§ Exercise requirements
Find the lines containing the word "document" and copy every one of them.

§ Record excerpts
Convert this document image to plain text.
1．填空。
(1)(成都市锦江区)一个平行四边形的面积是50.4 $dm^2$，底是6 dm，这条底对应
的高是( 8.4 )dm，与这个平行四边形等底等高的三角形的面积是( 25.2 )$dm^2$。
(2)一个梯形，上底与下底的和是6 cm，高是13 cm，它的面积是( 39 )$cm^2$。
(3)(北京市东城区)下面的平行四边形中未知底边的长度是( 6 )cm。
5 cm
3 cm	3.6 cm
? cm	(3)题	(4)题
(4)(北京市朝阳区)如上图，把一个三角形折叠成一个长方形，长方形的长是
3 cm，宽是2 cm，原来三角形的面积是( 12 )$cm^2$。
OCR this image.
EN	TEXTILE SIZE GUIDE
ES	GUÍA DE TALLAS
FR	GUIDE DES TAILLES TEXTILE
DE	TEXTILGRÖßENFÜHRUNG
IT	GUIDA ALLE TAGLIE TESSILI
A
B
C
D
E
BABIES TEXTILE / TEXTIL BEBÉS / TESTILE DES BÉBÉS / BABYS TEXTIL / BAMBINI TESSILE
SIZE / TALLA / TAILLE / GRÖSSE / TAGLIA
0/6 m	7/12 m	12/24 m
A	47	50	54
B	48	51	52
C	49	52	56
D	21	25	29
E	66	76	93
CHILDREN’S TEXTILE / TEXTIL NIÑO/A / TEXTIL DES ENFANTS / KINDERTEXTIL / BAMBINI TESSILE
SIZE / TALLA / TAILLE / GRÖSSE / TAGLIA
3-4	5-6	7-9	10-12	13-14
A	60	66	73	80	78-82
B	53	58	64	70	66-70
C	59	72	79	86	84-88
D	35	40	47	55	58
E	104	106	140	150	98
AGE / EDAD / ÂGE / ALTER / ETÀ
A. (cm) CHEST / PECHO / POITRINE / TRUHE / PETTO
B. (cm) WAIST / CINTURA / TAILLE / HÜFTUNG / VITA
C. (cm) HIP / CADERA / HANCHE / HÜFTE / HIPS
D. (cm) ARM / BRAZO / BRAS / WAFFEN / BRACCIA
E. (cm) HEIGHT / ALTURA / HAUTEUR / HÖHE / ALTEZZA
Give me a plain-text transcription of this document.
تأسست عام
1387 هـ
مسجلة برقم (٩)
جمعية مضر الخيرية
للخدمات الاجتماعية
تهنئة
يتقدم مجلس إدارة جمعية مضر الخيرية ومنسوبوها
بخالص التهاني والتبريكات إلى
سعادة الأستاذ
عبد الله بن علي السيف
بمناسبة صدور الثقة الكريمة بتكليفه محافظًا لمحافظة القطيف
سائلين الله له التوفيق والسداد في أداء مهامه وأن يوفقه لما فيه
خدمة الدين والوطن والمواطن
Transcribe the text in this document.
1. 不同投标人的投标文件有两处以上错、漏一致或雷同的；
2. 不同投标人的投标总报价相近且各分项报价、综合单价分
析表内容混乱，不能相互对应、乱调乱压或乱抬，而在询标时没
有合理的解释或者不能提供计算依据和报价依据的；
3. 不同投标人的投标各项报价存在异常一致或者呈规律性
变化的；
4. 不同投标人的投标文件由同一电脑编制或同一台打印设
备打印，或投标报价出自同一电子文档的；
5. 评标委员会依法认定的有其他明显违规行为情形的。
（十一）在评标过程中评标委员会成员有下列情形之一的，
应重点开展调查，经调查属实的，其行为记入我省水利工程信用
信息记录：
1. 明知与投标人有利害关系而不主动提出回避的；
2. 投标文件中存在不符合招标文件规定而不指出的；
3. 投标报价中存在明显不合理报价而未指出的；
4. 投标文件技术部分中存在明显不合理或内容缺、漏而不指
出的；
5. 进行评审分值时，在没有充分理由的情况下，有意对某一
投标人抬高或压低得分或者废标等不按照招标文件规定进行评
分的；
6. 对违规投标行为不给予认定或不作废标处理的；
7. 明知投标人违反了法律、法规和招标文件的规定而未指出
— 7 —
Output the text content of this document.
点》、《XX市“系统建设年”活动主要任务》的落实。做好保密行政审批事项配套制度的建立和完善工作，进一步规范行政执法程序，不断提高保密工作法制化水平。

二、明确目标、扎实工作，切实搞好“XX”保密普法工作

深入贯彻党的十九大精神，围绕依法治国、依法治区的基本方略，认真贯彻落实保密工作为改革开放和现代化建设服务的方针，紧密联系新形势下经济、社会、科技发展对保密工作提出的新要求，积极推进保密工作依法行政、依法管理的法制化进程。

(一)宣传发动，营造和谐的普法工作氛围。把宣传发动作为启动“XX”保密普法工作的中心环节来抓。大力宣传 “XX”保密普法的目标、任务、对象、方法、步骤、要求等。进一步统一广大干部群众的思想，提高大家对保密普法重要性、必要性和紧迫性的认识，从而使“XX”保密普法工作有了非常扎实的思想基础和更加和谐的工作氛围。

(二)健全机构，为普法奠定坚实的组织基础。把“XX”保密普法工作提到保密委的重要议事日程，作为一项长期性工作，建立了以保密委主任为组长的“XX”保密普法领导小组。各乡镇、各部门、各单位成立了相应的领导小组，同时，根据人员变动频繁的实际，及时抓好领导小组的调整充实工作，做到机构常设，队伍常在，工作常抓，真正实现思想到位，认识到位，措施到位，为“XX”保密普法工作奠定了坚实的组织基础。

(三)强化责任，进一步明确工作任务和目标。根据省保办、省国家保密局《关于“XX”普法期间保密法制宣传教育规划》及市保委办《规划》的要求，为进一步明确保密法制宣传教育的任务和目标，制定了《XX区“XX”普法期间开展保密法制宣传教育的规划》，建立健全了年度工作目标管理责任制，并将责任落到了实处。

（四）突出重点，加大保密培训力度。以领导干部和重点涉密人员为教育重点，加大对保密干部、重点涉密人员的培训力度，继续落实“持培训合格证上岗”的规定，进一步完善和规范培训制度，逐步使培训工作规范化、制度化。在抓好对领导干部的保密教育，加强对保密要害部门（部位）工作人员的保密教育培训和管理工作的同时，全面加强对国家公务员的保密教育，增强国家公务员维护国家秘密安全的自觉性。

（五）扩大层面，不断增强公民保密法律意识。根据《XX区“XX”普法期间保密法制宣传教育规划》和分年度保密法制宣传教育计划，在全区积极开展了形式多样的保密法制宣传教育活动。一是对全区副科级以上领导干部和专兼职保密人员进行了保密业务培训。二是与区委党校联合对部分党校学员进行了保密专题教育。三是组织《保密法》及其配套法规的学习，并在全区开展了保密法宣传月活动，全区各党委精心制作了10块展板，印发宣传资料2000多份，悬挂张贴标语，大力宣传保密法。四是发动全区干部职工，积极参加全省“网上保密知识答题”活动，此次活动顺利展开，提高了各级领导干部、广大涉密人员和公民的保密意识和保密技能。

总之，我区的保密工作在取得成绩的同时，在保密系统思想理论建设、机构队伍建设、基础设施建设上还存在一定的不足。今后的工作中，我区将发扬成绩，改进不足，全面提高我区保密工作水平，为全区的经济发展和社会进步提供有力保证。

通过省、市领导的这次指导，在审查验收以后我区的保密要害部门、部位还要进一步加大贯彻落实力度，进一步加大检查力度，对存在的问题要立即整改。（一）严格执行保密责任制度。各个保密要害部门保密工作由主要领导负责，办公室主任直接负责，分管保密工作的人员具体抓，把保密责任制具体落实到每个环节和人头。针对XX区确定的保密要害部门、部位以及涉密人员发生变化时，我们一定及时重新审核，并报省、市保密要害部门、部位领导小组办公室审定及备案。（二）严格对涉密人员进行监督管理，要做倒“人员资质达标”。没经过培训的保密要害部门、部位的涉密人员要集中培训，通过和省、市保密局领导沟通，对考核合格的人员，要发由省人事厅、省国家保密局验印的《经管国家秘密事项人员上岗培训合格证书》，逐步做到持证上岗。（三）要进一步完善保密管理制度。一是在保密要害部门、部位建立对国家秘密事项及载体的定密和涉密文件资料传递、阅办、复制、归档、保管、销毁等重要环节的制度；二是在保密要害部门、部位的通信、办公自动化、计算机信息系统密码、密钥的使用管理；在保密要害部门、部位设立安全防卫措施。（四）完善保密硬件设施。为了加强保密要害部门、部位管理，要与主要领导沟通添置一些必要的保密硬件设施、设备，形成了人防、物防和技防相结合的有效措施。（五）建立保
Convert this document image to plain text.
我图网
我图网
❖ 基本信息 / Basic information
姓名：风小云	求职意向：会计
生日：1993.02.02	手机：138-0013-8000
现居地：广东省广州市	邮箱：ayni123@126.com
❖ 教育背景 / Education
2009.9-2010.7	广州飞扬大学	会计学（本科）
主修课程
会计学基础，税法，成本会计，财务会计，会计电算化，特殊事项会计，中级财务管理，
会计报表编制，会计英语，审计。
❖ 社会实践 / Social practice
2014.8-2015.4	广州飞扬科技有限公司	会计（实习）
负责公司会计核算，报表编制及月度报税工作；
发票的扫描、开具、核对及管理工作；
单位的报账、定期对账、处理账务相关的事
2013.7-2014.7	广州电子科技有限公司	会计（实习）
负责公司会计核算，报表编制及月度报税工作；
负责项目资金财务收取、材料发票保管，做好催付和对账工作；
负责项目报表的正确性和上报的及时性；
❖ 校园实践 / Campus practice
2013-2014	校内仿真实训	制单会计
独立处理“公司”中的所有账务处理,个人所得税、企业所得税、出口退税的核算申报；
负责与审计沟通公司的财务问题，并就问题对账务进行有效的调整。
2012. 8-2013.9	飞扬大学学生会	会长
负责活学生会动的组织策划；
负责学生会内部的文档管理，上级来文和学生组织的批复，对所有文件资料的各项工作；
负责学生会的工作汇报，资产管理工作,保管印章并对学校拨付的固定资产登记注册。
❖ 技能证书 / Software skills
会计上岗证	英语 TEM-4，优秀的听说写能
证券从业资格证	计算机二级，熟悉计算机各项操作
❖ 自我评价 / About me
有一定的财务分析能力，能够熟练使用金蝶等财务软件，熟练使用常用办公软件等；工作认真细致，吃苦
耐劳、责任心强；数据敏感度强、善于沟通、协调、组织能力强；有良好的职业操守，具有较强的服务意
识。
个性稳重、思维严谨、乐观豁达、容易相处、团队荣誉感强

§ Task answer
Convert this document image to plain text.
Give me a plain-text transcription of this document.
Transcribe the text in this document.
Output the text content of this document.
Convert this document image to plain text.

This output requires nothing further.